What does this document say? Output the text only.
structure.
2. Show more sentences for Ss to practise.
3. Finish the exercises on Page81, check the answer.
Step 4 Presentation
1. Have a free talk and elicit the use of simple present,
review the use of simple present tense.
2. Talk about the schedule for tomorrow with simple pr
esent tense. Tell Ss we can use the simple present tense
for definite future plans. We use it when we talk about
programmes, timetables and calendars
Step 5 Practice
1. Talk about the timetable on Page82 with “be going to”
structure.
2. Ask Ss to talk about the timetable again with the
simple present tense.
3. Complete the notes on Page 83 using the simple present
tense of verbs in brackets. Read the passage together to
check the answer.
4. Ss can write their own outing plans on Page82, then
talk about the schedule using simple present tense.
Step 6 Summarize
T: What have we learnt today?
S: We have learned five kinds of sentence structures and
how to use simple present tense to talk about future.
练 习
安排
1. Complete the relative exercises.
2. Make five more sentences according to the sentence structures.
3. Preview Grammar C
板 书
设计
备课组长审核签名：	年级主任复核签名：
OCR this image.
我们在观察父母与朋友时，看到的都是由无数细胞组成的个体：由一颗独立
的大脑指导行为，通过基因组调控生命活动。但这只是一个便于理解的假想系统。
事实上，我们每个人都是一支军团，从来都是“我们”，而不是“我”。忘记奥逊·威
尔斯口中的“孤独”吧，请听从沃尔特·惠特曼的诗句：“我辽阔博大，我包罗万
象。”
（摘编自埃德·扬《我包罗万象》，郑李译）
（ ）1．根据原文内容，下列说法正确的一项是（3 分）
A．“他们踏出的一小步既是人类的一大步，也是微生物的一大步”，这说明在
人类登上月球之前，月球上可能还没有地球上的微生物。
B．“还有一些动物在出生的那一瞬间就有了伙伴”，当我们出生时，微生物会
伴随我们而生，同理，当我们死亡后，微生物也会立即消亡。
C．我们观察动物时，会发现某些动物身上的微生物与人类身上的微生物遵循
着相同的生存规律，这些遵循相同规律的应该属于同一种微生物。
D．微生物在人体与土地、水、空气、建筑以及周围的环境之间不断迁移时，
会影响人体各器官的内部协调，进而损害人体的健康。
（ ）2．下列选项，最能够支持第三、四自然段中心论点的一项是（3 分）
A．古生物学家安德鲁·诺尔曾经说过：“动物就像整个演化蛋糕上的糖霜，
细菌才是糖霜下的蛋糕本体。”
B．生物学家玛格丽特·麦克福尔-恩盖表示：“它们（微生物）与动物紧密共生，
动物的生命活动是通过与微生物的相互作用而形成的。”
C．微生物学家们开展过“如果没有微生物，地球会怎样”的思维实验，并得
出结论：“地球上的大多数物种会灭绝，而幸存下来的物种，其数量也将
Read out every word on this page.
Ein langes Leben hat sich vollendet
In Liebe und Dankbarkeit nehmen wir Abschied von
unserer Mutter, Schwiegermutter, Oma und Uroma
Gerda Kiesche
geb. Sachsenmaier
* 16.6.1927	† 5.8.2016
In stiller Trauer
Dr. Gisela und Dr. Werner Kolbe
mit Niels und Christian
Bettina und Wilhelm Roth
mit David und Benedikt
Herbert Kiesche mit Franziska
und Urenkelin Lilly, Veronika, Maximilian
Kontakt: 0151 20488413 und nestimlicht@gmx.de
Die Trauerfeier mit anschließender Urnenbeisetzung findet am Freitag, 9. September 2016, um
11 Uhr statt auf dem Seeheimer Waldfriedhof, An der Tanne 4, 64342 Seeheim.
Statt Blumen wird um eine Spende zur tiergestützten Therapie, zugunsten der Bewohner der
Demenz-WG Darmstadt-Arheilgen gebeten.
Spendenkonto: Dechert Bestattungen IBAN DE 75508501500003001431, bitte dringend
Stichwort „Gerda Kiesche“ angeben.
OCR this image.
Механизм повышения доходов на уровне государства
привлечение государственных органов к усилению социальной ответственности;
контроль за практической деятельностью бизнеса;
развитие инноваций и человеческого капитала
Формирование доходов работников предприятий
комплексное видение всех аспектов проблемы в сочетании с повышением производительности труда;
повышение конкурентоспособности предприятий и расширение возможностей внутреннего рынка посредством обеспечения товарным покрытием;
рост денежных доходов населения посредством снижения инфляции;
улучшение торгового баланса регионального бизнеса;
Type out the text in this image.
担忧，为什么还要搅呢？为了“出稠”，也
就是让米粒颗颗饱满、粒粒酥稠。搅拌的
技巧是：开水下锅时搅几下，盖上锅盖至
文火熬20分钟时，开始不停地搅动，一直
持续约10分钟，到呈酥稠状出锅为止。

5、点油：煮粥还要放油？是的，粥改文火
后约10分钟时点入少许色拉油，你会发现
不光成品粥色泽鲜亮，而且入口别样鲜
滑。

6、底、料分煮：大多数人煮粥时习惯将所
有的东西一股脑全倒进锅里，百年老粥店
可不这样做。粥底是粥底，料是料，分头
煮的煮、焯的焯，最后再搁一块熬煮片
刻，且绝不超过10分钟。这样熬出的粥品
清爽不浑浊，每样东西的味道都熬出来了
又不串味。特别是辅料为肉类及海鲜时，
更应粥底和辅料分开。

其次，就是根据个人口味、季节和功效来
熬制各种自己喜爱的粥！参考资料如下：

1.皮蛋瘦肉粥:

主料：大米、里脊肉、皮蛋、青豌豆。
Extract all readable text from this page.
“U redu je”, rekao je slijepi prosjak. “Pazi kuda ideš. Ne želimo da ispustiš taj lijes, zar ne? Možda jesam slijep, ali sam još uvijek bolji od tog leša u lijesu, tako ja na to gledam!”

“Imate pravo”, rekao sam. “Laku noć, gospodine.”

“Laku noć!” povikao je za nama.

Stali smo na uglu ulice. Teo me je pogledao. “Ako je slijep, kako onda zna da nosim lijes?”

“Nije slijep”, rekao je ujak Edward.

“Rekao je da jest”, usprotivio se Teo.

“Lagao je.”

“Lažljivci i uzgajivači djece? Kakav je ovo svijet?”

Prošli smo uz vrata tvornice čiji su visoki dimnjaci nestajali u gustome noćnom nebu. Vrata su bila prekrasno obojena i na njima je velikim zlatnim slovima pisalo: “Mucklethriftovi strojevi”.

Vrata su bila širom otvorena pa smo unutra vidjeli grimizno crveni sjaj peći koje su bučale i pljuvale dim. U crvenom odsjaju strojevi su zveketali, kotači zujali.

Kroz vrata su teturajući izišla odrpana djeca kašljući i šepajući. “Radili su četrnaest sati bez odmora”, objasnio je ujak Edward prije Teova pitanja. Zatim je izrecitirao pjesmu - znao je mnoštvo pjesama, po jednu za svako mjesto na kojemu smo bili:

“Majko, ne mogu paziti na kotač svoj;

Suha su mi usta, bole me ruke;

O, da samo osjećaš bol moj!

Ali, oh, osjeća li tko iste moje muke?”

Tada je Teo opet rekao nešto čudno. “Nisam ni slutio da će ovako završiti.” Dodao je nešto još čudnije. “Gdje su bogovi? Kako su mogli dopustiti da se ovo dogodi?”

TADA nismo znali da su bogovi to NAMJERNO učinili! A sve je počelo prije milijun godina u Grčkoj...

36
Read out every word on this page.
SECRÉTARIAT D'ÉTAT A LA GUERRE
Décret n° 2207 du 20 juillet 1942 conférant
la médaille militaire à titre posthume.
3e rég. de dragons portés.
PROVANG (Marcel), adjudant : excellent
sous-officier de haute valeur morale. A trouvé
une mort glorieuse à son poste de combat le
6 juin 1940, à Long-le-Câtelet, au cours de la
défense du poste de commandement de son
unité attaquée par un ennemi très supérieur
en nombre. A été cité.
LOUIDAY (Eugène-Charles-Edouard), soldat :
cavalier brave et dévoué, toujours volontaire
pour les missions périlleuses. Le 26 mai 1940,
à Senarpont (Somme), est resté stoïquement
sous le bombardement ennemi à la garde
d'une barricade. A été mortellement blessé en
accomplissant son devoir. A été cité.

_What you will do_
Repeat each record in full; every line must match exactly.

_Output of the task_
What does this document say? Output the text only.
structure.
2. Show more sentences for Ss to practise.
3. Finish the exercises on Page81, check the answer.
Step 4 Presentation
1. Have a free talk and elicit the use of simple present,
review the use of simple present tense.
2. Talk about the schedule for tomorrow with simple pr
esent tense. Tell Ss we can use the simple present tense
for definite future plans. We use it when we talk about
programmes, timetables and calendars
Step 5 Practice
1. Talk about the timetable on Page82 with “be going to”
structure.
2. Ask Ss to talk about the timetable again with the
simple present tense.
3. Complete the notes on Page 83 using the simple present
tense of verbs in brackets. Read the passage together to
check the answer.
4. Ss can write their own outing plans on Page82, then
talk about the schedule using simple present tense.
Step 6 Summarize
T: What have we learnt today?
S: We have learned five kinds of sentence structures and
how to use simple present tense to talk about future.
练 习
安排
1. Complete the relative exercises.
2. Make five more sentences according to the sentence structures.
3. Preview Grammar C
板 书
设计
备课组长审核签名：	年级主任复核签名：
OCR this image.
我们在观察父母与朋友时，看到的都是由无数细胞组成的个体：由一颗独立
的大脑指导行为，通过基因组调控生命活动。但这只是一个便于理解的假想系统。
事实上，我们每个人都是一支军团，从来都是“我们”，而不是“我”。忘记奥逊·威
尔斯口中的“孤独”吧，请听从沃尔特·惠特曼的诗句：“我辽阔博大，我包罗万
象。”
（摘编自埃德·扬《我包罗万象》，郑李译）
（ ）1．根据原文内容，下列说法正确的一项是（3 分）
A．“他们踏出的一小步既是人类的一大步，也是微生物的一大步”，这说明在
人类登上月球之前，月球上可能还没有地球上的微生物。
B．“还有一些动物在出生的那一瞬间就有了伙伴”，当我们出生时，微生物会
伴随我们而生，同理，当我们死亡后，微生物也会立即消亡。
C．我们观察动物时，会发现某些动物身上的微生物与人类身上的微生物遵循
着相同的生存规律，这些遵循相同规律的应该属于同一种微生物。
D．微生物在人体与土地、水、空气、建筑以及周围的环境之间不断迁移时，
会影响人体各器官的内部协调，进而损害人体的健康。
（ ）2．下列选项，最能够支持第三、四自然段中心论点的一项是（3 分）
A．古生物学家安德鲁·诺尔曾经说过：“动物就像整个演化蛋糕上的糖霜，
细菌才是糖霜下的蛋糕本体。”
B．生物学家玛格丽特·麦克福尔-恩盖表示：“它们（微生物）与动物紧密共生，
动物的生命活动是通过与微生物的相互作用而形成的。”
C．微生物学家们开展过“如果没有微生物，地球会怎样”的思维实验，并得
出结论：“地球上的大多数物种会灭绝，而幸存下来的物种，其数量也将
Read out every word on this page.
Ein langes Leben hat sich vollendet
In Liebe und Dankbarkeit nehmen wir Abschied von
unserer Mutter, Schwiegermutter, Oma und Uroma
Gerda Kiesche
geb. Sachsenmaier
* 16.6.1927	† 5.8.2016
In stiller Trauer
Dr. Gisela und Dr. Werner Kolbe
mit Niels und Christian
Bettina und Wilhelm Roth
mit David und Benedikt
Herbert Kiesche mit Franziska
und Urenkelin Lilly, Veronika, Maximilian
Kontakt: 0151 20488413 und nestimlicht@gmx.de
Die Trauerfeier mit anschließender Urnenbeisetzung findet am Freitag, 9. September 2016, um
11 Uhr statt auf dem Seeheimer Waldfriedhof, An der Tanne 4, 64342 Seeheim.
Statt Blumen wird um eine Spende zur tiergestützten Therapie, zugunsten der Bewohner der
Demenz-WG Darmstadt-Arheilgen gebeten.
Spendenkonto: Dechert Bestattungen IBAN DE 75508501500003001431, bitte dringend
Stichwort „Gerda Kiesche“ angeben.
OCR this image.
Механизм повышения доходов на уровне государства
привлечение государственных органов к усилению социальной ответственности;
контроль за практической деятельностью бизнеса;
развитие инноваций и человеческого капитала
Формирование доходов работников предприятий
комплексное видение всех аспектов проблемы в сочетании с повышением производительности труда;
повышение конкурентоспособности предприятий и расширение возможностей внутреннего рынка посредством обеспечения товарным покрытием;
рост денежных доходов населения посредством снижения инфляции;
улучшение торгового баланса регионального бизнеса;
Type out the text in this image.
担忧，为什么还要搅呢？为了“出稠”，也
就是让米粒颗颗饱满、粒粒酥稠。搅拌的
技巧是：开水下锅时搅几下，盖上锅盖至
文火熬20分钟时，开始不停地搅动，一直
持续约10分钟，到呈酥稠状出锅为止。

5、点油：煮粥还要放油？是的，粥改文火
后约10分钟时点入少许色拉油，你会发现
不光成品粥色泽鲜亮，而且入口别样鲜
滑。

6、底、料分煮：大多数人煮粥时习惯将所
有的东西一股脑全倒进锅里，百年老粥店
可不这样做。粥底是粥底，料是料，分头
煮的煮、焯的焯，最后再搁一块熬煮片
刻，且绝不超过10分钟。这样熬出的粥品
清爽不浑浊，每样东西的味道都熬出来了
又不串味。特别是辅料为肉类及海鲜时，
更应粥底和辅料分开。

其次，就是根据个人口味、季节和功效来
熬制各种自己喜爱的粥！参考资料如下：

1.皮蛋瘦肉粥:

主料：大米、里脊肉、皮蛋、青豌豆。
Extract all readable text from this page.
“U redu je”, rekao je slijepi prosjak. “Pazi kuda ideš. Ne želimo da ispustiš taj lijes, zar ne? Možda jesam slijep, ali sam još uvijek bolji od tog leša u lijesu, tako ja na to gledam!”

“Imate pravo”, rekao sam. “Laku noć, gospodine.”

“Laku noć!” povikao je za nama.

Stali smo na uglu ulice. Teo me je pogledao. “Ako je slijep, kako onda zna da nosim lijes?”

“Nije slijep”, rekao je ujak Edward.

“Rekao je da jest”, usprotivio se Teo.

“Lagao je.”

“Lažljivci i uzgajivači djece? Kakav je ovo svijet?”

Prošli smo uz vrata tvornice čiji su visoki dimnjaci nestajali u gustome noćnom nebu. Vrata su bila prekrasno obojena i na njima je velikim zlatnim slovima pisalo: “Mucklethriftovi strojevi”.

Vrata su bila širom otvorena pa smo unutra vidjeli grimizno crveni sjaj peći koje su bučale i pljuvale dim. U crvenom odsjaju strojevi su zveketali, kotači zujali.

Kroz vrata su teturajući izišla odrpana djeca kašljući i šepajući. “Radili su četrnaest sati bez odmora”, objasnio je ujak Edward prije Teova pitanja. Zatim je izrecitirao pjesmu - znao je mnoštvo pjesama, po jednu za svako mjesto na kojemu smo bili:

“Majko, ne mogu paziti na kotač svoj;

Suha su mi usta, bole me ruke;

O, da samo osjećaš bol moj!

Ali, oh, osjeća li tko iste moje muke?”

Tada je Teo opet rekao nešto čudno. “Nisam ni slutio da će ovako završiti.” Dodao je nešto još čudnije. “Gdje su bogovi? Kako su mogli dopustiti da se ovo dogodi?”

TADA nismo znali da su bogovi to NAMJERNO učinili! A sve je počelo prije milijun godina u Grčkoj...

36
Read out every word on this page.
SECRÉTARIAT D'ÉTAT A LA GUERRE
Décret n° 2207 du 20 juillet 1942 conférant
la médaille militaire à titre posthume.
3e rég. de dragons portés.
PROVANG (Marcel), adjudant : excellent
sous-officier de haute valeur morale. A trouvé
une mort glorieuse à son poste de combat le
6 juin 1940, à Long-le-Câtelet, au cours de la
défense du poste de commandement de son
unité attaquée par un ennemi très supérieur
en nombre. A été cité.
LOUIDAY (Eugène-Charles-Edouard), soldat :
cavalier brave et dévoué, toujours volontaire
pour les missions périlleuses. Le 26 mai 1940,
à Senarpont (Somme), est resté stoïquement
sous le bombardement ennemi à la garde
d'une barricade. A été mortellement blessé en
accomplissant son devoir. A été cité.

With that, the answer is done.